_EXERCISE BRIEF:_ Report how many lines contain "over". Give the number and nothing else.

_DATA LISTING:_

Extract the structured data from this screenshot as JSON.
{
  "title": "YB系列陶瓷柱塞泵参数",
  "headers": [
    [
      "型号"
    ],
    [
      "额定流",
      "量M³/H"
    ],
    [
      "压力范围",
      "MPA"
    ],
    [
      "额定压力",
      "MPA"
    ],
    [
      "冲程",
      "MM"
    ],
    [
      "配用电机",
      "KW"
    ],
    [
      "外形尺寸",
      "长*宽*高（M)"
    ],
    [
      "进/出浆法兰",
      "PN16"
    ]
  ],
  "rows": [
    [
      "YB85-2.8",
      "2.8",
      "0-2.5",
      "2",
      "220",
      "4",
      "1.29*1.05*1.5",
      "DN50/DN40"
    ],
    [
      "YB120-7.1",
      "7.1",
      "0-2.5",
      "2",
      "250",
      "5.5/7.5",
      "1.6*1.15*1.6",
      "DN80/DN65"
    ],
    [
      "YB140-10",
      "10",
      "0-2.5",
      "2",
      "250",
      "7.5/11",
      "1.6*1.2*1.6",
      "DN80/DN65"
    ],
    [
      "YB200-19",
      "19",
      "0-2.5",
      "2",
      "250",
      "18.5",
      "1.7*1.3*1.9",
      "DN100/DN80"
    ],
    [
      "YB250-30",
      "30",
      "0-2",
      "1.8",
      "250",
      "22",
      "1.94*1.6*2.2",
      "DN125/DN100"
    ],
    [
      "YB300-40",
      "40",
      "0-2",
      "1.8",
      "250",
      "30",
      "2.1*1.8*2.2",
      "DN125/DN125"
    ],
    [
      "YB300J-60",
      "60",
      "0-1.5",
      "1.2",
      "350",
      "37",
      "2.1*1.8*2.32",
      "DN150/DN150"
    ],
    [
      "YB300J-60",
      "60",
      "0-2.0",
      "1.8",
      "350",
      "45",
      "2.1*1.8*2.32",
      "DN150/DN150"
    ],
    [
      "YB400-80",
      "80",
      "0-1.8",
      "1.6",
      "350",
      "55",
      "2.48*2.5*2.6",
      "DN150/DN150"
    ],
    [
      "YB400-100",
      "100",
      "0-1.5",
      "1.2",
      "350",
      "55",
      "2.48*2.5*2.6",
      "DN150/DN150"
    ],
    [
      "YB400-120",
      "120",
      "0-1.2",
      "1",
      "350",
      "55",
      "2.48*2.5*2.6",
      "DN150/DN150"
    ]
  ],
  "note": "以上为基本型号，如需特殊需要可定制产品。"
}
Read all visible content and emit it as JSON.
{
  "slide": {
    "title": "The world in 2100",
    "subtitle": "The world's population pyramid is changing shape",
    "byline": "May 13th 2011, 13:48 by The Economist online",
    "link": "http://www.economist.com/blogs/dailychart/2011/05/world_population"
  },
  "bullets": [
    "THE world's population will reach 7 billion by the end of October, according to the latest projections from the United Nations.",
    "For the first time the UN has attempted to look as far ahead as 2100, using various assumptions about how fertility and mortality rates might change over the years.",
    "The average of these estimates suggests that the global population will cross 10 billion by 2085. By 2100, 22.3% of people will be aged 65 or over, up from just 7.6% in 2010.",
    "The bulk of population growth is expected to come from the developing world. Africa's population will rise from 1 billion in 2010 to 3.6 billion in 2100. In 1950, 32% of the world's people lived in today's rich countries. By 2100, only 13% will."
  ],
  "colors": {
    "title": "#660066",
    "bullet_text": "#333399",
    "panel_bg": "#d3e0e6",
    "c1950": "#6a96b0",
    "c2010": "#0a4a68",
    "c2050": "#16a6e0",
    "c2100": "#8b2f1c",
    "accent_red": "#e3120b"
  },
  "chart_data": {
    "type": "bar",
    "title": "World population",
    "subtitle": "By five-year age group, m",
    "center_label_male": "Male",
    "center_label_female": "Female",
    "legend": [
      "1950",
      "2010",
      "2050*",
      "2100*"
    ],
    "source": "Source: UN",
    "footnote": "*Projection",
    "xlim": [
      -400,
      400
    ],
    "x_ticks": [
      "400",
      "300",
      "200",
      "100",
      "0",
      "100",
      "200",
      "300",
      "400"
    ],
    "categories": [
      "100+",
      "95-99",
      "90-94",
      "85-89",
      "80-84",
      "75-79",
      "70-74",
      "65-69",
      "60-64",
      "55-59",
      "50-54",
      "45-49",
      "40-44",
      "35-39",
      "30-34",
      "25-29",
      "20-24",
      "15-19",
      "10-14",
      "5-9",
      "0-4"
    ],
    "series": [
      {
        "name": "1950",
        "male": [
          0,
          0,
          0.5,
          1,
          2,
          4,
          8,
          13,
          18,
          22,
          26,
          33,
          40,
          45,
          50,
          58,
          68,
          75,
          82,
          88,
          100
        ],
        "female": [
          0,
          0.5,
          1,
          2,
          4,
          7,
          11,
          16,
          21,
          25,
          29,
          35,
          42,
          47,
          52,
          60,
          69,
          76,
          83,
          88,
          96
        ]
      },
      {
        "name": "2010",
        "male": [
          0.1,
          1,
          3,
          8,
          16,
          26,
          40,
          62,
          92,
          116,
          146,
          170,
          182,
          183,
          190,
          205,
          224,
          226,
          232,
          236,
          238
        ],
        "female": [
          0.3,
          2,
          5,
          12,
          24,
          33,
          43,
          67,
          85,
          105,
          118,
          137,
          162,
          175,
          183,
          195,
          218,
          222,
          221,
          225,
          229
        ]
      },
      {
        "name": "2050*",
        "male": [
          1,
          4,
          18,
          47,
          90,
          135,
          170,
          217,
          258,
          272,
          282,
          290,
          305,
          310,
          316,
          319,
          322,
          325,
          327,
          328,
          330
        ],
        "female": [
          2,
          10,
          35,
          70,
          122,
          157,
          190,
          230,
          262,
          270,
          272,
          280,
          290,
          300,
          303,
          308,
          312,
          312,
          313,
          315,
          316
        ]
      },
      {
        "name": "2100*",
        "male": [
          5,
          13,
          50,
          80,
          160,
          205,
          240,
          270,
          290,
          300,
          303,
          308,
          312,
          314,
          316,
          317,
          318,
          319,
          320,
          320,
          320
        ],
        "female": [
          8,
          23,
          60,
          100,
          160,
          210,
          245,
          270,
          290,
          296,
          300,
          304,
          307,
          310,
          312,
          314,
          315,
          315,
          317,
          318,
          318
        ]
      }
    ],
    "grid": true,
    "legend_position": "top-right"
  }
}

_CORRECT RESPONSE:_ 2